Instructions to follow:
Write the data out again, exactly as given.

(Collected data)
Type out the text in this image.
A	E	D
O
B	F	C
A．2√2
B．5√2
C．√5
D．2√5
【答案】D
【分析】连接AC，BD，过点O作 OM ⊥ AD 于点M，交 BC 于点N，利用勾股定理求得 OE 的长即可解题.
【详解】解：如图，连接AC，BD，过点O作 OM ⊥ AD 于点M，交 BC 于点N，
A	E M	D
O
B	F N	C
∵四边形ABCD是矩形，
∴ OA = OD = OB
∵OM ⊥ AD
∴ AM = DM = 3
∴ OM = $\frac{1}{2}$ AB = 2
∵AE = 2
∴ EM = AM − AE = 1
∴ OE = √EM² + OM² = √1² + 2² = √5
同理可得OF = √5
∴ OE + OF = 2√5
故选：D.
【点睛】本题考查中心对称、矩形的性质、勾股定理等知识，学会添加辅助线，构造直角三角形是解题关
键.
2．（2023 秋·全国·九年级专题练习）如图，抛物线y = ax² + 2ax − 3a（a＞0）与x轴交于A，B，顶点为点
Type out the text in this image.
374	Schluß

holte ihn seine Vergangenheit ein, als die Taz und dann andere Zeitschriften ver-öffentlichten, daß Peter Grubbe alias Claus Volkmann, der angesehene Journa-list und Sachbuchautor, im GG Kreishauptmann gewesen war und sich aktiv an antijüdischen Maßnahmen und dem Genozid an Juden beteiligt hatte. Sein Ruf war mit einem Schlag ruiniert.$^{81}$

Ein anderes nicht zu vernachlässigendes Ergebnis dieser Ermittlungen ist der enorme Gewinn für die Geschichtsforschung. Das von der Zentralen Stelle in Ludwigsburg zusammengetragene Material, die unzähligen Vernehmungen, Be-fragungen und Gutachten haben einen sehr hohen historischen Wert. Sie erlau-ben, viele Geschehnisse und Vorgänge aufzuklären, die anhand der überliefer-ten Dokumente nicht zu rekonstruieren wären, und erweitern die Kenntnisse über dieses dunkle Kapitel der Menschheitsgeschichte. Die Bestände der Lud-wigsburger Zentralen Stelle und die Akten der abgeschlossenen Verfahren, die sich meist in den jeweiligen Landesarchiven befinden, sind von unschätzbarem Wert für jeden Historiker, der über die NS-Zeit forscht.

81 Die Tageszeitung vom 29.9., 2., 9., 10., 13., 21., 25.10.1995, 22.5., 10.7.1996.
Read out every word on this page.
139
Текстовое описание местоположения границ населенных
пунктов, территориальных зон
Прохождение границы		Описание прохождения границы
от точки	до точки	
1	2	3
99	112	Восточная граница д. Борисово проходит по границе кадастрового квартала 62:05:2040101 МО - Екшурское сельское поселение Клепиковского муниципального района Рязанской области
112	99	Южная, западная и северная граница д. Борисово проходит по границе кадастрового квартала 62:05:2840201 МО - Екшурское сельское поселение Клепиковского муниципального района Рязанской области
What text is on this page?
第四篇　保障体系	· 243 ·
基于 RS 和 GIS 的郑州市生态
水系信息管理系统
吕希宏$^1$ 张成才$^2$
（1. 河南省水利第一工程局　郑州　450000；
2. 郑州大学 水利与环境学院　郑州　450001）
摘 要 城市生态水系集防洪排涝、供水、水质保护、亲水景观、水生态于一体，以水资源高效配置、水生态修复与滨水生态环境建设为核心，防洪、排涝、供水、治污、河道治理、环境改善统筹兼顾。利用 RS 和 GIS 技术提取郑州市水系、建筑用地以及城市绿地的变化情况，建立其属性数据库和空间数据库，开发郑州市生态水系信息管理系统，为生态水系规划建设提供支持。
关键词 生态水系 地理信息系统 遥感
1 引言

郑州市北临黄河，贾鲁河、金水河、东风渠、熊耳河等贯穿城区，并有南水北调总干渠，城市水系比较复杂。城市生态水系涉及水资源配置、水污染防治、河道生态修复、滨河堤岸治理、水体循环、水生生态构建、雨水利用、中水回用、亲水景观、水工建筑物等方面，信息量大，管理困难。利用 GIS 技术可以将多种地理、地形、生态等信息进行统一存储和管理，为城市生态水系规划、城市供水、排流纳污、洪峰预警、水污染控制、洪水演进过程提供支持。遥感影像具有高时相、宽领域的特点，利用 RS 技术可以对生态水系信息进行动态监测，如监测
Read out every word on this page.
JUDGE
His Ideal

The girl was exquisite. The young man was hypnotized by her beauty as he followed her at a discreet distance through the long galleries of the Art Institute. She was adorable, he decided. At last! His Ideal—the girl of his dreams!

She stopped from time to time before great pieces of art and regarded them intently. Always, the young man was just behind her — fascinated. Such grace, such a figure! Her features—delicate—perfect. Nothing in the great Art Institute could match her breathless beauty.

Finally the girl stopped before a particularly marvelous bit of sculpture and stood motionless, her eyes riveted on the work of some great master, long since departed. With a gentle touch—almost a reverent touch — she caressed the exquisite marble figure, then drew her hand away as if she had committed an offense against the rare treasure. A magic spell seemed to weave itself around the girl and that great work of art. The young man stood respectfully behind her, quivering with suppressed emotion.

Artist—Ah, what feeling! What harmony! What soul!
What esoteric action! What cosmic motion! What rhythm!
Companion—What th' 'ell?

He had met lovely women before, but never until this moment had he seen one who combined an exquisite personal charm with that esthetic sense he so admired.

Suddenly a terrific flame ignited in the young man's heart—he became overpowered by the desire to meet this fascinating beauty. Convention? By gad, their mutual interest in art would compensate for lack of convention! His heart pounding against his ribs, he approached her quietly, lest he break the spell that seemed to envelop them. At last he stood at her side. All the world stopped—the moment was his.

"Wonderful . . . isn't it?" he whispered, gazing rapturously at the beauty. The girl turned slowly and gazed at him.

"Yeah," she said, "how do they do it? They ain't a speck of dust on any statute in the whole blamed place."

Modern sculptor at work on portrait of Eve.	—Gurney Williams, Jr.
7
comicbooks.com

Solution for this exercise:
Type out the text in this image.
A	E	D
O
B	F	C
A．2√2
B．5√2
C．√5
D．2√5
【答案】D
【分析】连接AC，BD，过点O作 OM ⊥ AD 于点M，交 BC 于点N，利用勾股定理求得 OE 的长即可解题.
【详解】解：如图，连接AC，BD，过点O作 OM ⊥ AD 于点M，交 BC 于点N，
A	E M	D
O
B	F N	C
∵四边形ABCD是矩形，
∴ OA = OD = OB
∵OM ⊥ AD
∴ AM = DM = 3
∴ OM = $\frac{1}{2}$ AB = 2
∵AE = 2
∴ EM = AM − AE = 1
∴ OE = √EM² + OM² = √1² + 2² = √5
同理可得OF = √5
∴ OE + OF = 2√5
故选：D.
【点睛】本题考查中心对称、矩形的性质、勾股定理等知识，学会添加辅助线，构造直角三角形是解题关
键.
2．（2023 秋·全国·九年级专题练习）如图，抛物线y = ax² + 2ax − 3a（a＞0）与x轴交于A，B，顶点为点
Type out the text in this image.
374	Schluß

holte ihn seine Vergangenheit ein, als die Taz und dann andere Zeitschriften ver-öffentlichten, daß Peter Grubbe alias Claus Volkmann, der angesehene Journa-list und Sachbuchautor, im GG Kreishauptmann gewesen war und sich aktiv an antijüdischen Maßnahmen und dem Genozid an Juden beteiligt hatte. Sein Ruf war mit einem Schlag ruiniert.$^{81}$

Ein anderes nicht zu vernachlässigendes Ergebnis dieser Ermittlungen ist der enorme Gewinn für die Geschichtsforschung. Das von der Zentralen Stelle in Ludwigsburg zusammengetragene Material, die unzähligen Vernehmungen, Be-fragungen und Gutachten haben einen sehr hohen historischen Wert. Sie erlau-ben, viele Geschehnisse und Vorgänge aufzuklären, die anhand der überliefer-ten Dokumente nicht zu rekonstruieren wären, und erweitern die Kenntnisse über dieses dunkle Kapitel der Menschheitsgeschichte. Die Bestände der Lud-wigsburger Zentralen Stelle und die Akten der abgeschlossenen Verfahren, die sich meist in den jeweiligen Landesarchiven befinden, sind von unschätzbarem Wert für jeden Historiker, der über die NS-Zeit forscht.

81 Die Tageszeitung vom 29.9., 2., 9., 10., 13., 21., 25.10.1995, 22.5., 10.7.1996.
Read out every word on this page.
139
Текстовое описание местоположения границ населенных
пунктов, территориальных зон
Прохождение границы		Описание прохождения границы
от точки	до точки	
1	2	3
99	112	Восточная граница д. Борисово проходит по границе кадастрового квартала 62:05:2040101 МО - Екшурское сельское поселение Клепиковского муниципального района Рязанской области
112	99	Южная, западная и северная граница д. Борисово проходит по границе кадастрового квартала 62:05:2840201 МО - Екшурское сельское поселение Клепиковского муниципального района Рязанской области
What text is on this page?
第四篇　保障体系	· 243 ·
基于 RS 和 GIS 的郑州市生态
水系信息管理系统
吕希宏$^1$ 张成才$^2$
（1. 河南省水利第一工程局　郑州　450000；
2. 郑州大学 水利与环境学院　郑州　450001）
摘 要 城市生态水系集防洪排涝、供水、水质保护、亲水景观、水生态于一体，以水资源高效配置、水生态修复与滨水生态环境建设为核心，防洪、排涝、供水、治污、河道治理、环境改善统筹兼顾。利用 RS 和 GIS 技术提取郑州市水系、建筑用地以及城市绿地的变化情况，建立其属性数据库和空间数据库，开发郑州市生态水系信息管理系统，为生态水系规划建设提供支持。
关键词 生态水系 地理信息系统 遥感
1 引言

郑州市北临黄河，贾鲁河、金水河、东风渠、熊耳河等贯穿城区，并有南水北调总干渠，城市水系比较复杂。城市生态水系涉及水资源配置、水污染防治、河道生态修复、滨河堤岸治理、水体循环、水生生态构建、雨水利用、中水回用、亲水景观、水工建筑物等方面，信息量大，管理困难。利用 GIS 技术可以将多种地理、地形、生态等信息进行统一存储和管理，为城市生态水系规划、城市供水、排流纳污、洪峰预警、水污染控制、洪水演进过程提供支持。遥感影像具有高时相、宽领域的特点，利用 RS 技术可以对生态水系信息进行动态监测，如监测
Read out every word on this page.
JUDGE
His Ideal

The girl was exquisite. The young man was hypnotized by her beauty as he followed her at a discreet distance through the long galleries of the Art Institute. She was adorable, he decided. At last! His Ideal—the girl of his dreams!

She stopped from time to time before great pieces of art and regarded them intently. Always, the young man was just behind her — fascinated. Such grace, such a figure! Her features—delicate—perfect. Nothing in the great Art Institute could match her breathless beauty.

Finally the girl stopped before a particularly marvelous bit of sculpture and stood motionless, her eyes riveted on the work of some great master, long since departed. With a gentle touch—almost a reverent touch — she caressed the exquisite marble figure, then drew her hand away as if she had committed an offense against the rare treasure. A magic spell seemed to weave itself around the girl and that great work of art. The young man stood respectfully behind her, quivering with suppressed emotion.

Artist—Ah, what feeling! What harmony! What soul!
What esoteric action! What cosmic motion! What rhythm!
Companion—What th' 'ell?

He had met lovely women before, but never until this moment had he seen one who combined an exquisite personal charm with that esthetic sense he so admired.

Suddenly a terrific flame ignited in the young man's heart—he became overpowered by the desire to meet this fascinating beauty. Convention? By gad, their mutual interest in art would compensate for lack of convention! His heart pounding against his ribs, he approached her quietly, lest he break the spell that seemed to envelop them. At last he stood at her side. All the world stopped—the moment was his.

"Wonderful . . . isn't it?" he whispered, gazing rapturously at the beauty. The girl turned slowly and gazed at him.

"Yeah," she said, "how do they do it? They ain't a speck of dust on any statute in the whole blamed place."

Modern sculptor at work on portrait of Eve.	—Gurney Williams, Jr.
7
comicbooks.com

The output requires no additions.